Given instruction ▸ Using the records below, report how many lines hold "image", with no extra text.

Records to use ▸
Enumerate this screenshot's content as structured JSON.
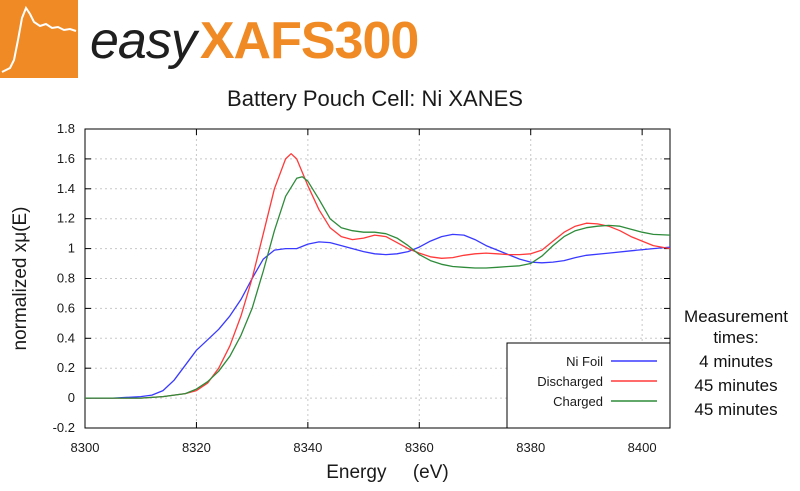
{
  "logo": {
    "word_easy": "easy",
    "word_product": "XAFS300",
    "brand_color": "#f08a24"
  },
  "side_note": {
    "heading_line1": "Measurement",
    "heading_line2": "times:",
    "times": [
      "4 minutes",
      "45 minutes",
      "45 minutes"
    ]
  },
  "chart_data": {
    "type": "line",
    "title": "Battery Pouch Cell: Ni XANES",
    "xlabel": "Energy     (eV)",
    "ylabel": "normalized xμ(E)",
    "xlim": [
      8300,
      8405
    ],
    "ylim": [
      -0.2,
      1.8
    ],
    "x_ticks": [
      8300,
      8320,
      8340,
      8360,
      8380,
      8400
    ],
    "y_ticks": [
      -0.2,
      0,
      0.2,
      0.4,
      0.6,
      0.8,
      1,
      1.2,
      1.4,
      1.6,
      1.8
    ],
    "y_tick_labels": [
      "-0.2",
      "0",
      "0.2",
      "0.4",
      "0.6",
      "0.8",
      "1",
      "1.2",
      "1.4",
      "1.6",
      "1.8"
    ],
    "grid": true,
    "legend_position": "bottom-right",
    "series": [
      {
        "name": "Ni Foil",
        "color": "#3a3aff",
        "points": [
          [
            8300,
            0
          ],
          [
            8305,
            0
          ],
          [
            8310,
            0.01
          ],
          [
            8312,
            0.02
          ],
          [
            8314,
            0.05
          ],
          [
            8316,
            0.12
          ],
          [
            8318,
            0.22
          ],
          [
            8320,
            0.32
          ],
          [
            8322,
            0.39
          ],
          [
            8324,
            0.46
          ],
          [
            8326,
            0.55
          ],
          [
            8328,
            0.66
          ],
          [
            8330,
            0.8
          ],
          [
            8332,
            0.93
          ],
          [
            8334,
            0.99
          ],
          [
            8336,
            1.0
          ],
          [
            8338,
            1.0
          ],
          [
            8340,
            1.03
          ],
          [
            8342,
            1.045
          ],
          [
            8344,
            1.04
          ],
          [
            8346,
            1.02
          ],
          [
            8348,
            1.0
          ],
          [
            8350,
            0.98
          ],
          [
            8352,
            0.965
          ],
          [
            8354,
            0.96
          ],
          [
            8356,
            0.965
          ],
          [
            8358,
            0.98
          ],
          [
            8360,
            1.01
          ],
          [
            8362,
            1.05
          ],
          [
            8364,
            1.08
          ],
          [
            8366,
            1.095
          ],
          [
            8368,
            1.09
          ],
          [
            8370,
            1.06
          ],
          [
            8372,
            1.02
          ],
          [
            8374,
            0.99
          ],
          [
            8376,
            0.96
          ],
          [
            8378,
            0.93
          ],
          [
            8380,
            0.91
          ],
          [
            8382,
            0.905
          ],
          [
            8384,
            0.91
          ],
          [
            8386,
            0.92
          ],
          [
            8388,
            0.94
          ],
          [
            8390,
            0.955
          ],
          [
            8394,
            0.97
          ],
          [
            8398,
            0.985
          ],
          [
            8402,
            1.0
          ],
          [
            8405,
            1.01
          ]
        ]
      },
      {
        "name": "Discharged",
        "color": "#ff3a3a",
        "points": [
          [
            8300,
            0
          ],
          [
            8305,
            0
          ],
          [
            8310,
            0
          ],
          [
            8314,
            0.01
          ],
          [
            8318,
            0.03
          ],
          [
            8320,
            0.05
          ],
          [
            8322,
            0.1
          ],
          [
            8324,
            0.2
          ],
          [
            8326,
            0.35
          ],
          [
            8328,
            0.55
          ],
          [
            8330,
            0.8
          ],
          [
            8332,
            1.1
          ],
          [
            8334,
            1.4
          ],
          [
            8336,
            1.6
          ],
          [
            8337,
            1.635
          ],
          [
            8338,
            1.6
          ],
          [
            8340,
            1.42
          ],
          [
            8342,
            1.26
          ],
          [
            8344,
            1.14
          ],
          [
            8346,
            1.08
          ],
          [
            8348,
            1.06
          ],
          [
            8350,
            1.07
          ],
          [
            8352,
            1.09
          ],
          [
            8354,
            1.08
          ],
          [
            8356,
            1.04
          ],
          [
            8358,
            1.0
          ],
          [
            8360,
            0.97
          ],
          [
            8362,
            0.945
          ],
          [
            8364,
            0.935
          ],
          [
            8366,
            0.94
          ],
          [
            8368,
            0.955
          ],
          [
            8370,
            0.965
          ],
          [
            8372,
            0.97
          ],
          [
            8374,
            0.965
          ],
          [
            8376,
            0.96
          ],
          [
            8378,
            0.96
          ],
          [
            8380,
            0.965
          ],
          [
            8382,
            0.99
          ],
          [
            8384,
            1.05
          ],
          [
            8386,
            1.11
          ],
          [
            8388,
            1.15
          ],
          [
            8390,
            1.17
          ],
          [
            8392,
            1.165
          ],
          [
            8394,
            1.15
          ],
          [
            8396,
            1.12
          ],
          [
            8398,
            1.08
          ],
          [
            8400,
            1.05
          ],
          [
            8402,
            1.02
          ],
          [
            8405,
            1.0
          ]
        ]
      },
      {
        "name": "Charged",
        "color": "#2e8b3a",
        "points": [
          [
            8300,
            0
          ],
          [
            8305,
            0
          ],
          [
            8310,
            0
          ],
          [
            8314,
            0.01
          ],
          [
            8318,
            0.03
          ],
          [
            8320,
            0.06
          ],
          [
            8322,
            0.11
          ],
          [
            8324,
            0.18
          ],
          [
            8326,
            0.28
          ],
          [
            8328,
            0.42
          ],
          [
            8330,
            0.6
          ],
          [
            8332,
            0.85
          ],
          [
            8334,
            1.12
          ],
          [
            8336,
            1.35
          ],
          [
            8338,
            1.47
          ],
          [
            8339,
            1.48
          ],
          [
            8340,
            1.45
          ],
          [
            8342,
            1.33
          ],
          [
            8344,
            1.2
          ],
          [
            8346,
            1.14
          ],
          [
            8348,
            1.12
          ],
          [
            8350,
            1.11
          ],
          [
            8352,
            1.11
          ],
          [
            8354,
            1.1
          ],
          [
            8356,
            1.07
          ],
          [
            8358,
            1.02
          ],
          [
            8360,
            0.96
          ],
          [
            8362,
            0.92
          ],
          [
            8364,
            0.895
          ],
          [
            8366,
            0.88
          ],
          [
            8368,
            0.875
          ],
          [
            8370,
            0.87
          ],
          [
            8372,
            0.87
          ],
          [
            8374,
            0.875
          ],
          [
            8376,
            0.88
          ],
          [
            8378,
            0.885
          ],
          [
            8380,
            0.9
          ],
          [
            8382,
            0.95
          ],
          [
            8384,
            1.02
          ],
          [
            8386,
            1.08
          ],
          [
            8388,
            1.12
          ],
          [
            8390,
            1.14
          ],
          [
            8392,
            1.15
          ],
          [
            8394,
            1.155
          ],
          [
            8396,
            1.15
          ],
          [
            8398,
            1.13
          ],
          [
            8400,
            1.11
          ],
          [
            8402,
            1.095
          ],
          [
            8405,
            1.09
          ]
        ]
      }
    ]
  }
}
==
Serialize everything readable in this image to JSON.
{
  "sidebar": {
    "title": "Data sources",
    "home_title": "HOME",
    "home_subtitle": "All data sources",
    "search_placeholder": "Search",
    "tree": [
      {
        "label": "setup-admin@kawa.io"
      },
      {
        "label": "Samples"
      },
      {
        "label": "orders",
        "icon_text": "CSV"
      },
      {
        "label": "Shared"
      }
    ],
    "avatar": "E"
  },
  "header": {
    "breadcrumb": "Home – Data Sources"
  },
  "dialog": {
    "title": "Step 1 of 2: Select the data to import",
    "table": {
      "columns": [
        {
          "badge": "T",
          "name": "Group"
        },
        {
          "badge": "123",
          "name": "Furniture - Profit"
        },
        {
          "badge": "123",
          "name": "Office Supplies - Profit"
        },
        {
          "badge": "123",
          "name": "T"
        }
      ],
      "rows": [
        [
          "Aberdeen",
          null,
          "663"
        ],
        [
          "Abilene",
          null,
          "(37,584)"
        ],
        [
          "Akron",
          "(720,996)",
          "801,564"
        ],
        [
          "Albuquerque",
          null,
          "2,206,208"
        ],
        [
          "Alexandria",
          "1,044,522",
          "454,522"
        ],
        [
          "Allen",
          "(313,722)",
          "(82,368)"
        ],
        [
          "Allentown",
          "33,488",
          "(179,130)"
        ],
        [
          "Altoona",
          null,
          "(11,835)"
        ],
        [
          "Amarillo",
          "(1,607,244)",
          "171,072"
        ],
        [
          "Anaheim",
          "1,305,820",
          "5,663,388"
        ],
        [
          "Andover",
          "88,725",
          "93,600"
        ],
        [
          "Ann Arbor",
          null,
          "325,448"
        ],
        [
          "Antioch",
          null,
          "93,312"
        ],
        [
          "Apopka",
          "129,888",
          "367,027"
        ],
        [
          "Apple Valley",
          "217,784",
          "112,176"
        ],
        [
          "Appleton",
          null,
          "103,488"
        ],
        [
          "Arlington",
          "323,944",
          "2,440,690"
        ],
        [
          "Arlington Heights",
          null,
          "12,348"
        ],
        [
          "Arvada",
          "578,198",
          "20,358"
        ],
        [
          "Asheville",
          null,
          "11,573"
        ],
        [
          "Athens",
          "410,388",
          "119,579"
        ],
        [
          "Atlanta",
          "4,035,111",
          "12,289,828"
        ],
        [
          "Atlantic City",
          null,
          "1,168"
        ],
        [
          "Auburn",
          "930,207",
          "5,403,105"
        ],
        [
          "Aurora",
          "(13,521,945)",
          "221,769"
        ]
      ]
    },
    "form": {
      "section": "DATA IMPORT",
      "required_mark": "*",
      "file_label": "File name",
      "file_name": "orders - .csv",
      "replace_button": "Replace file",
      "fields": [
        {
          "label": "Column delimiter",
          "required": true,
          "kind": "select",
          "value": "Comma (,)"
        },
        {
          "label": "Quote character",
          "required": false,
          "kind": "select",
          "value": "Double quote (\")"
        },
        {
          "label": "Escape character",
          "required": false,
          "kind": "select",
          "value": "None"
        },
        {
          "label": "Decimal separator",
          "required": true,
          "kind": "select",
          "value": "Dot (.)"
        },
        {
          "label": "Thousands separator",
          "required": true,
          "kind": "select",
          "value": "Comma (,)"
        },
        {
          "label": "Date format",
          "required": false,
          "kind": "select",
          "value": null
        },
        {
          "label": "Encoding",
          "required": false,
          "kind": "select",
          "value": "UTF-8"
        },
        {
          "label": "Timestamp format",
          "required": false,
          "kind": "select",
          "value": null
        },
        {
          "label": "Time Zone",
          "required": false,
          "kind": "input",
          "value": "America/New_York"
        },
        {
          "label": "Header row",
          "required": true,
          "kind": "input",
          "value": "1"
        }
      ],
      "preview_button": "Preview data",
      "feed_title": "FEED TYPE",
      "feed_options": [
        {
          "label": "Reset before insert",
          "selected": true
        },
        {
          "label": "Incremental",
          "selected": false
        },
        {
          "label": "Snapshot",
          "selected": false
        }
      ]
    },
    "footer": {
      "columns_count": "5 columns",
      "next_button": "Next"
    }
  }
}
---
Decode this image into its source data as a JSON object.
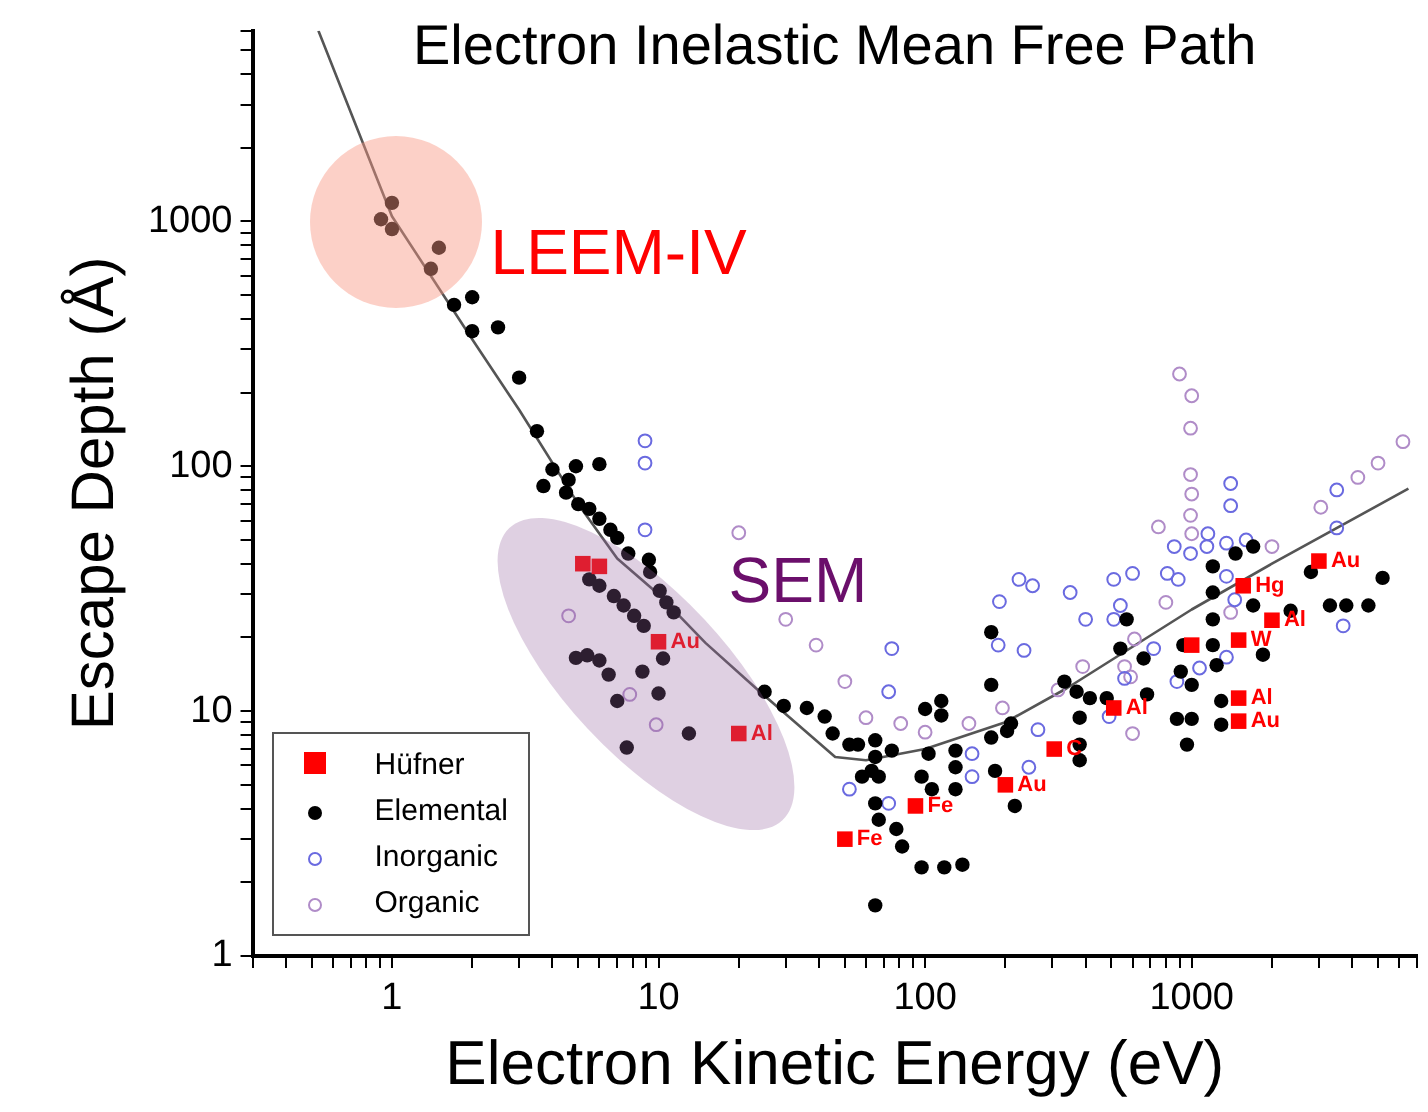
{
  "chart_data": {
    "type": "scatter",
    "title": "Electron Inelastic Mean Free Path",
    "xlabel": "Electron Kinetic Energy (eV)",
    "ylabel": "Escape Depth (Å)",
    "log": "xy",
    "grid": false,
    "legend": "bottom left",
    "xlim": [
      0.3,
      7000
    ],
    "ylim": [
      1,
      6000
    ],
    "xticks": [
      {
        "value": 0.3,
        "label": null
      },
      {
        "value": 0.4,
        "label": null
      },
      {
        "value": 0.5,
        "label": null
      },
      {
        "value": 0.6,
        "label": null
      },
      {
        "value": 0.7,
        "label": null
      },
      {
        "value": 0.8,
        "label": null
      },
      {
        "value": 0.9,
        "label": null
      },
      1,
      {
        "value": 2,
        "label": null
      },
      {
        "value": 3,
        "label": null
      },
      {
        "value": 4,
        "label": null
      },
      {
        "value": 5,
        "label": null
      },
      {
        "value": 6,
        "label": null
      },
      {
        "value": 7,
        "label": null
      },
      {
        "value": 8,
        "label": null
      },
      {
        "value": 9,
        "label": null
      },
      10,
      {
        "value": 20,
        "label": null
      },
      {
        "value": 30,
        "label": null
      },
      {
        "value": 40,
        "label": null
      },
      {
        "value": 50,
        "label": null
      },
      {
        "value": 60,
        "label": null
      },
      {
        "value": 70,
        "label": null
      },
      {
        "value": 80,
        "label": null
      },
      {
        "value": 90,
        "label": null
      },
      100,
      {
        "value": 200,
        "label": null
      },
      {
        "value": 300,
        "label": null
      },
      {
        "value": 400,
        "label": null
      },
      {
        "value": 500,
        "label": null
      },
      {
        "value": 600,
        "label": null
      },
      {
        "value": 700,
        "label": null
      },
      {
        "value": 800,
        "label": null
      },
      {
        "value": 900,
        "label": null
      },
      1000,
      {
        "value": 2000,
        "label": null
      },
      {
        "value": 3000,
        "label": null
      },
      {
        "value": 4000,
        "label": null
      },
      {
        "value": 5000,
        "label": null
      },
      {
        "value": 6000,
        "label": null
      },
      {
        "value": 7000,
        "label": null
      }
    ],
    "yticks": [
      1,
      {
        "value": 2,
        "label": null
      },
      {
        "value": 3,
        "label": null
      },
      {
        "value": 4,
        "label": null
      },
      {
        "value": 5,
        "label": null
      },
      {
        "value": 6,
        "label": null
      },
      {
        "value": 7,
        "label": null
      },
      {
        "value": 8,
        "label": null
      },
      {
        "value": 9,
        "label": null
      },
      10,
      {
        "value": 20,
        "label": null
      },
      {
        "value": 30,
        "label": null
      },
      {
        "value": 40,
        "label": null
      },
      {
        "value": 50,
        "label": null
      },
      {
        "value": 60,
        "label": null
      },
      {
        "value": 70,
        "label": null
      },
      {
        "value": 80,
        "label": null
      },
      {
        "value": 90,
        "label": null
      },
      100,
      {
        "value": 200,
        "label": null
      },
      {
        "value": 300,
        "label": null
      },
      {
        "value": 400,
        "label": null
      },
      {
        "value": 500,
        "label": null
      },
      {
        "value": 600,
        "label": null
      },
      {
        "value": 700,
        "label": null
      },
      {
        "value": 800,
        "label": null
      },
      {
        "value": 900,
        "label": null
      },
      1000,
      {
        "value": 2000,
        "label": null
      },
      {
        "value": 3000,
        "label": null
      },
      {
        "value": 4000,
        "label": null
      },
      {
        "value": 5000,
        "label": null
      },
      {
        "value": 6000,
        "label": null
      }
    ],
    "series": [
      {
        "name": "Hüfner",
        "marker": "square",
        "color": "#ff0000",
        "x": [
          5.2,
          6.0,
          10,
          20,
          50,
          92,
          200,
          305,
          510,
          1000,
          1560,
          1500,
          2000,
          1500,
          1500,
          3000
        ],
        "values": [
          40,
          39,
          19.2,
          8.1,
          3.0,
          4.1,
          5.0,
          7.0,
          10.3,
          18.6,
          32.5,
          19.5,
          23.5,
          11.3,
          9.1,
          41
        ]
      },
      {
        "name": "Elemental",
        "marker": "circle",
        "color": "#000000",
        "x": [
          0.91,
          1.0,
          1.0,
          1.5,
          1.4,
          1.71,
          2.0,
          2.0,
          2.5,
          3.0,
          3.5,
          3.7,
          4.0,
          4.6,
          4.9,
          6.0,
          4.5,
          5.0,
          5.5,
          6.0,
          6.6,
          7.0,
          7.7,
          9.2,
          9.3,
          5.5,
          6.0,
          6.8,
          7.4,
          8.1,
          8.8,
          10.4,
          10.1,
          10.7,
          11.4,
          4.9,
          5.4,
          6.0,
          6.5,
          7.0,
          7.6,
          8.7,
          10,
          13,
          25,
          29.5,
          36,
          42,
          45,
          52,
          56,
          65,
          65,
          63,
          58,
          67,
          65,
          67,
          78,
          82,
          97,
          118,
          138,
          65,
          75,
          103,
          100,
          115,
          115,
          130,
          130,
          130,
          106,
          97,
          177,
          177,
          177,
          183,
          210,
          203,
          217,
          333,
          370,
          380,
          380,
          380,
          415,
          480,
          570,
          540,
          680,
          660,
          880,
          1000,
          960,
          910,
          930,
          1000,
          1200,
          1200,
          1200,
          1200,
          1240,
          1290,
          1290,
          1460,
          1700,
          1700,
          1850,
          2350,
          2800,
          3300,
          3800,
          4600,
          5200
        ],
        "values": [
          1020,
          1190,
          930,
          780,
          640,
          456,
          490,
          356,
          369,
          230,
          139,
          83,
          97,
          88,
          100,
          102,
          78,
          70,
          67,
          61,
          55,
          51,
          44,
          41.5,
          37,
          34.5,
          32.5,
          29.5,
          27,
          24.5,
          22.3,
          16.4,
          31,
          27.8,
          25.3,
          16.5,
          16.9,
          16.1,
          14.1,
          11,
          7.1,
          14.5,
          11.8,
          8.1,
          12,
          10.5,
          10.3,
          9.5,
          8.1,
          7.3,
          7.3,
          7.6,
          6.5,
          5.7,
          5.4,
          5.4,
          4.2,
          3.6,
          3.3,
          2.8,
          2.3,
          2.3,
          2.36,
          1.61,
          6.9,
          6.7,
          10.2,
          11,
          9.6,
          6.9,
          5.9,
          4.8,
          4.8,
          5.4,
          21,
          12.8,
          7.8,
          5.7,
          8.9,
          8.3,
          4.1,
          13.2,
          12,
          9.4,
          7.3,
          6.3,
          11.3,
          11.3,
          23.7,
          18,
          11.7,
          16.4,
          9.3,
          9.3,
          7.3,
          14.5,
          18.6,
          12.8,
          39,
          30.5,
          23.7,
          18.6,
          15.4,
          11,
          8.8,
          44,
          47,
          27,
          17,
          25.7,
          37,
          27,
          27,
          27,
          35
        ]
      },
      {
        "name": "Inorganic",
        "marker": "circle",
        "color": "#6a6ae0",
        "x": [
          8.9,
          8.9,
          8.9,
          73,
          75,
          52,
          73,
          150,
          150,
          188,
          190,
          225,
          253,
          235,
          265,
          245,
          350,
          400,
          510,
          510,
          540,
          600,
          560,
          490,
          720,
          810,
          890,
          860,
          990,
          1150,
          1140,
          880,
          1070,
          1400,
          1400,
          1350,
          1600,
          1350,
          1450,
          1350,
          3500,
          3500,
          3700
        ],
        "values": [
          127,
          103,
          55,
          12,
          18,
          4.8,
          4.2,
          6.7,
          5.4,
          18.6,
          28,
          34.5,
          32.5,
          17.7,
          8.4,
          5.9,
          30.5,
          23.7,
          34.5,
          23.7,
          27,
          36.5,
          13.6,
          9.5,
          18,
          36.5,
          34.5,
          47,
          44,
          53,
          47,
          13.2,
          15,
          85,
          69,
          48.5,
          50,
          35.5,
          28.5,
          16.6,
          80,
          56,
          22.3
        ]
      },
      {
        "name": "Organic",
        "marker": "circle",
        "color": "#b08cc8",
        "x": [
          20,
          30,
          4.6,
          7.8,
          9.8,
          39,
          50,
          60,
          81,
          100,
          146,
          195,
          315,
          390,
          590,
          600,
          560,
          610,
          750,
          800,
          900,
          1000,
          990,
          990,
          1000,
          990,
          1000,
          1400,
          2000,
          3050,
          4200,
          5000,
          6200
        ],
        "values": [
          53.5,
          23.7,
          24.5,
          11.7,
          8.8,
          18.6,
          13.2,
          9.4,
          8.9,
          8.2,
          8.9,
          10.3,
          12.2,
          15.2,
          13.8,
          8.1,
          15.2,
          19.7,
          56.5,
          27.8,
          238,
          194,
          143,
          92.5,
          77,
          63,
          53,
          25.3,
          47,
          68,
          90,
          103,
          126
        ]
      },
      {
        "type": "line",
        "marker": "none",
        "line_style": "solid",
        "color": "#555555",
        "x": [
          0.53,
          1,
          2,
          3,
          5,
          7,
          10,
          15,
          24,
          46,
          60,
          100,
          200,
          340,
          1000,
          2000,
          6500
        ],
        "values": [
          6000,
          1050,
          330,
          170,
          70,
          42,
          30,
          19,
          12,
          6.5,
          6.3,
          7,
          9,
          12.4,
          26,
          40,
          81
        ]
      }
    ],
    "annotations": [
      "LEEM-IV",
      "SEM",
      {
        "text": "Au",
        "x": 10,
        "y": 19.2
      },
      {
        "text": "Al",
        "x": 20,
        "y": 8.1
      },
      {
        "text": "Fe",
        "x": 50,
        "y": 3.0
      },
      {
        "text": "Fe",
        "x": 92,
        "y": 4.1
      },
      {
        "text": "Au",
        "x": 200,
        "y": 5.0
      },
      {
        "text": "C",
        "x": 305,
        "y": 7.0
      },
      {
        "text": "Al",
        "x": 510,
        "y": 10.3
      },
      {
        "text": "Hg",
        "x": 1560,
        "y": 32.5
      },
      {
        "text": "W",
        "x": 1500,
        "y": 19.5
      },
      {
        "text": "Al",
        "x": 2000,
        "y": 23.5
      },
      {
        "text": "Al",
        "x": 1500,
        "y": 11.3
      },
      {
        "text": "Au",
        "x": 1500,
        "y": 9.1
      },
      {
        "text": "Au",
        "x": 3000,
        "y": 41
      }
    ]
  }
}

Task output ▸ 2